### REQUEST
Write the material out again exactly as it stands.

[Dataset excerpt]
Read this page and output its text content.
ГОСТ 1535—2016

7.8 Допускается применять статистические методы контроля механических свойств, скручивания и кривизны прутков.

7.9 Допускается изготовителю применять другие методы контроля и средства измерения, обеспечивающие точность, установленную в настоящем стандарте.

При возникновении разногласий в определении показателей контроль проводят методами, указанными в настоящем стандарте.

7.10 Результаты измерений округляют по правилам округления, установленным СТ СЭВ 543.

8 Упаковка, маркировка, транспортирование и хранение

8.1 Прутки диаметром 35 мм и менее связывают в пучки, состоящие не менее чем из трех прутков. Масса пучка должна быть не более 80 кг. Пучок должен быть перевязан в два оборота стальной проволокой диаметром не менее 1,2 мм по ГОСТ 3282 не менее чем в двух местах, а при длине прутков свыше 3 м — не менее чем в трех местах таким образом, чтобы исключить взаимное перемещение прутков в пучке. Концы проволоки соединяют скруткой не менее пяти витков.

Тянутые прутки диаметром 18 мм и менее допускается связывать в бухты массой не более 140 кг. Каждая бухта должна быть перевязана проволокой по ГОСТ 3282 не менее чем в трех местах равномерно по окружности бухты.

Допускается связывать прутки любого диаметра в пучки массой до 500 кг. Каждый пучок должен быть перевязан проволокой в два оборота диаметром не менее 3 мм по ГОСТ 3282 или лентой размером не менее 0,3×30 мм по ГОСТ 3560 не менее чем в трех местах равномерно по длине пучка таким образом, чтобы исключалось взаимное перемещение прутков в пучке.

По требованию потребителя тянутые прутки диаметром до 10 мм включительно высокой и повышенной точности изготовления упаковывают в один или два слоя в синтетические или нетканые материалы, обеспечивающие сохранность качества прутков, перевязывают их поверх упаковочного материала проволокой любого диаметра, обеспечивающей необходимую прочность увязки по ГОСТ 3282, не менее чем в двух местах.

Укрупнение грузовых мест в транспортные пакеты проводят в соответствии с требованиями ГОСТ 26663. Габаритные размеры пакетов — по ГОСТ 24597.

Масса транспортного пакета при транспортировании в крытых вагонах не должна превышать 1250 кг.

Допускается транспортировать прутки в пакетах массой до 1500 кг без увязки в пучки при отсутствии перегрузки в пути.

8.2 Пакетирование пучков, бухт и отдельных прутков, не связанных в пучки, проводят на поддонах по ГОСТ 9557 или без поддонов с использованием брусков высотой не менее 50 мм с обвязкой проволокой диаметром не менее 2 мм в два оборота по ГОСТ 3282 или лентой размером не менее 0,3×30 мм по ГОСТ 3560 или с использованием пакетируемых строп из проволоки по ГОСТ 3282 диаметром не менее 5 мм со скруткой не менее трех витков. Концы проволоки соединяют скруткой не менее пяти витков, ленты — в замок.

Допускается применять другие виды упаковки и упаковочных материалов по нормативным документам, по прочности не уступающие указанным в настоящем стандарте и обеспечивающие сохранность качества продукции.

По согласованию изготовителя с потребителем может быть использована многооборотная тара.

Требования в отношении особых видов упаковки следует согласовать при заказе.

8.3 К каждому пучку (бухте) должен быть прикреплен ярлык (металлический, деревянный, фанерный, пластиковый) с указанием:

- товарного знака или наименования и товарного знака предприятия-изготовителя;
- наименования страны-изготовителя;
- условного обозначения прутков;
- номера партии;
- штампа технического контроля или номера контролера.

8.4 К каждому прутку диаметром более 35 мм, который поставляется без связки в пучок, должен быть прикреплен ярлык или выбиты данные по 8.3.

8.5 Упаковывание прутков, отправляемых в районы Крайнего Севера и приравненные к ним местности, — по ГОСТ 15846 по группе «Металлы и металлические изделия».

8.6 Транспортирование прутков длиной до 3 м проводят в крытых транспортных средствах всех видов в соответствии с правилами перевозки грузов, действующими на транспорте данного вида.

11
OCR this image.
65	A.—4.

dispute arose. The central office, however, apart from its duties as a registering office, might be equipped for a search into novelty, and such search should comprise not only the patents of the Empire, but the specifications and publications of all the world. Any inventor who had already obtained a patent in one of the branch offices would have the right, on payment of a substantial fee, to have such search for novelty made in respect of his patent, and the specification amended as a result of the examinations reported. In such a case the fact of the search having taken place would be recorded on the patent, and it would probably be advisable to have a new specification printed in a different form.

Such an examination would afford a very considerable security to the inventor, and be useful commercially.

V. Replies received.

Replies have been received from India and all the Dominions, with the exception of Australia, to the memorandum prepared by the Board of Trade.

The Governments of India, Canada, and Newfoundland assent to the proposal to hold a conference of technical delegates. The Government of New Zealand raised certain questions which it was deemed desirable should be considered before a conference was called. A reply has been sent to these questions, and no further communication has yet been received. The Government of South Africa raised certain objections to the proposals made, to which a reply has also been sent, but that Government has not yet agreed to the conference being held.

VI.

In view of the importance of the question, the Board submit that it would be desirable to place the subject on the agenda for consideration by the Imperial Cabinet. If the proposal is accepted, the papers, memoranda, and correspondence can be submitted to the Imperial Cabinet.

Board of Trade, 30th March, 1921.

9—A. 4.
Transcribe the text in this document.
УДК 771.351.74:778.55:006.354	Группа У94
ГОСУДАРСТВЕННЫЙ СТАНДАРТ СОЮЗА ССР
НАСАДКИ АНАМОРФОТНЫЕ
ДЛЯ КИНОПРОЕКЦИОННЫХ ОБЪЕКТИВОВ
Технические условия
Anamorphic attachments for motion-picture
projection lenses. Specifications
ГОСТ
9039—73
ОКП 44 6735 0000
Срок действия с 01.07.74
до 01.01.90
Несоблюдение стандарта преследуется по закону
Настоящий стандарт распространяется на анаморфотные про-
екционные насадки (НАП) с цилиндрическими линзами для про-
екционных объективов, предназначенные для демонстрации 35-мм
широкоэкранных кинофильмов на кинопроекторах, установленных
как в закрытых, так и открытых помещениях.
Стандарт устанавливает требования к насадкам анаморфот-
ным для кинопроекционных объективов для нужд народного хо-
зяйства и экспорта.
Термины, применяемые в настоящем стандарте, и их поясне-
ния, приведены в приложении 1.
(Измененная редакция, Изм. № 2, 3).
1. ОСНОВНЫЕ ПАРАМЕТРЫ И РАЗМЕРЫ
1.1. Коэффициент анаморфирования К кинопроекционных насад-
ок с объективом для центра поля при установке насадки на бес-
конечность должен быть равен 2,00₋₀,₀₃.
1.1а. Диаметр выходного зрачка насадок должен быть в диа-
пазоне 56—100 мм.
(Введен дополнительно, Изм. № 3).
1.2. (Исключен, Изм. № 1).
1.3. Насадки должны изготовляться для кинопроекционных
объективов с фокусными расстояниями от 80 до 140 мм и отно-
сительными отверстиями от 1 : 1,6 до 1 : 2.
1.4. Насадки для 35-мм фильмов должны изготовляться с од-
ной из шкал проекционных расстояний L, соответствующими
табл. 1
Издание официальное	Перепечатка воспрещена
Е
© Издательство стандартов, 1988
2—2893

### EXERCISE RESPONSE
Read this page and output its text content.
ГОСТ 1535—2016

7.8 Допускается применять статистические методы контроля механических свойств, скручивания и кривизны прутков.

7.9 Допускается изготовителю применять другие методы контроля и средства измерения, обеспечивающие точность, установленную в настоящем стандарте.

При возникновении разногласий в определении показателей контроль проводят методами, указанными в настоящем стандарте.

7.10 Результаты измерений округляют по правилам округления, установленным СТ СЭВ 543.

8 Упаковка, маркировка, транспортирование и хранение

8.1 Прутки диаметром 35 мм и менее связывают в пучки, состоящие не менее чем из трех прутков. Масса пучка должна быть не более 80 кг. Пучок должен быть перевязан в два оборота стальной проволокой диаметром не менее 1,2 мм по ГОСТ 3282 не менее чем в двух местах, а при длине прутков свыше 3 м — не менее чем в трех местах таким образом, чтобы исключить взаимное перемещение прутков в пучке. Концы проволоки соединяют скруткой не менее пяти витков.

Тянутые прутки диаметром 18 мм и менее допускается связывать в бухты массой не более 140 кг. Каждая бухта должна быть перевязана проволокой по ГОСТ 3282 не менее чем в трех местах равномерно по окружности бухты.

Допускается связывать прутки любого диаметра в пучки массой до 500 кг. Каждый пучок должен быть перевязан проволокой в два оборота диаметром не менее 3 мм по ГОСТ 3282 или лентой размером не менее 0,3×30 мм по ГОСТ 3560 не менее чем в трех местах равномерно по длине пучка таким образом, чтобы исключалось взаимное перемещение прутков в пучке.

По требованию потребителя тянутые прутки диаметром до 10 мм включительно высокой и повышенной точности изготовления упаковывают в один или два слоя в синтетические или нетканые материалы, обеспечивающие сохранность качества прутков, перевязывают их поверх упаковочного материала проволокой любого диаметра, обеспечивающей необходимую прочность увязки по ГОСТ 3282, не менее чем в двух местах.

Укрупнение грузовых мест в транспортные пакеты проводят в соответствии с требованиями ГОСТ 26663. Габаритные размеры пакетов — по ГОСТ 24597.

Масса транспортного пакета при транспортировании в крытых вагонах не должна превышать 1250 кг.

Допускается транспортировать прутки в пакетах массой до 1500 кг без увязки в пучки при отсутствии перегрузки в пути.

8.2 Пакетирование пучков, бухт и отдельных прутков, не связанных в пучки, проводят на поддонах по ГОСТ 9557 или без поддонов с использованием брусков высотой не менее 50 мм с обвязкой проволокой диаметром не менее 2 мм в два оборота по ГОСТ 3282 или лентой размером не менее 0,3×30 мм по ГОСТ 3560 или с использованием пакетируемых строп из проволоки по ГОСТ 3282 диаметром не менее 5 мм со скруткой не менее трех витков. Концы проволоки соединяют скруткой не менее пяти витков, ленты — в замок.

Допускается применять другие виды упаковки и упаковочных материалов по нормативным документам, по прочности не уступающие указанным в настоящем стандарте и обеспечивающие сохранность качества продукции.

По согласованию изготовителя с потребителем может быть использована многооборотная тара.

Требования в отношении особых видов упаковки следует согласовать при заказе.

8.3 К каждому пучку (бухте) должен быть прикреплен ярлык (металлический, деревянный, фанерный, пластиковый) с указанием:

- товарного знака или наименования и товарного знака предприятия-изготовителя;
- наименования страны-изготовителя;
- условного обозначения прутков;
- номера партии;
- штампа технического контроля или номера контролера.

8.4 К каждому прутку диаметром более 35 мм, который поставляется без связки в пучок, должен быть прикреплен ярлык или выбиты данные по 8.3.

8.5 Упаковывание прутков, отправляемых в районы Крайнего Севера и приравненные к ним местности, — по ГОСТ 15846 по группе «Металлы и металлические изделия».

8.6 Транспортирование прутков длиной до 3 м проводят в крытых транспортных средствах всех видов в соответствии с правилами перевозки грузов, действующими на транспорте данного вида.

11
OCR this image.
65	A.—4.

dispute arose. The central office, however, apart from its duties as a registering office, might be equipped for a search into novelty, and such search should comprise not only the patents of the Empire, but the specifications and publications of all the world. Any inventor who had already obtained a patent in one of the branch offices would have the right, on payment of a substantial fee, to have such search for novelty made in respect of his patent, and the specification amended as a result of the examinations reported. In such a case the fact of the search having taken place would be recorded on the patent, and it would probably be advisable to have a new specification printed in a different form.

Such an examination would afford a very considerable security to the inventor, and be useful commercially.

V. Replies received.

Replies have been received from India and all the Dominions, with the exception of Australia, to the memorandum prepared by the Board of Trade.

The Governments of India, Canada, and Newfoundland assent to the proposal to hold a conference of technical delegates. The Government of New Zealand raised certain questions which it was deemed desirable should be considered before a conference was called. A reply has been sent to these questions, and no further communication has yet been received. The Government of South Africa raised certain objections to the proposals made, to which a reply has also been sent, but that Government has not yet agreed to the conference being held.

VI.

In view of the importance of the question, the Board submit that it would be desirable to place the subject on the agenda for consideration by the Imperial Cabinet. If the proposal is accepted, the papers, memoranda, and correspondence can be submitted to the Imperial Cabinet.

Board of Trade, 30th March, 1921.

9—A. 4.
Transcribe the text in this document.
УДК 771.351.74:778.55:006.354	Группа У94
ГОСУДАРСТВЕННЫЙ СТАНДАРТ СОЮЗА ССР
НАСАДКИ АНАМОРФОТНЫЕ
ДЛЯ КИНОПРОЕКЦИОННЫХ ОБЪЕКТИВОВ
Технические условия
Anamorphic attachments for motion-picture
projection lenses. Specifications
ГОСТ
9039—73
ОКП 44 6735 0000
Срок действия с 01.07.74
до 01.01.90
Несоблюдение стандарта преследуется по закону
Настоящий стандарт распространяется на анаморфотные про-
екционные насадки (НАП) с цилиндрическими линзами для про-
екционных объективов, предназначенные для демонстрации 35-мм
широкоэкранных кинофильмов на кинопроекторах, установленных
как в закрытых, так и открытых помещениях.
Стандарт устанавливает требования к насадкам анаморфот-
ным для кинопроекционных объективов для нужд народного хо-
зяйства и экспорта.
Термины, применяемые в настоящем стандарте, и их поясне-
ния, приведены в приложении 1.
(Измененная редакция, Изм. № 2, 3).
1. ОСНОВНЫЕ ПАРАМЕТРЫ И РАЗМЕРЫ
1.1. Коэффициент анаморфирования К кинопроекционных насад-
ок с объективом для центра поля при установке насадки на бес-
конечность должен быть равен 2,00₋₀,₀₃.
1.1а. Диаметр выходного зрачка насадок должен быть в диа-
пазоне 56—100 мм.
(Введен дополнительно, Изм. № 3).
1.2. (Исключен, Изм. № 1).
1.3. Насадки должны изготовляться для кинопроекционных
объективов с фокусными расстояниями от 80 до 140 мм и отно-
сительными отверстиями от 1 : 1,6 до 1 : 2.
1.4. Насадки для 35-мм фильмов должны изготовляться с од-
ной из шкал проекционных расстояний L, соответствующими
табл. 1
Издание официальное	Перепечатка воспрещена
Е
© Издательство стандартов, 1988
2—2893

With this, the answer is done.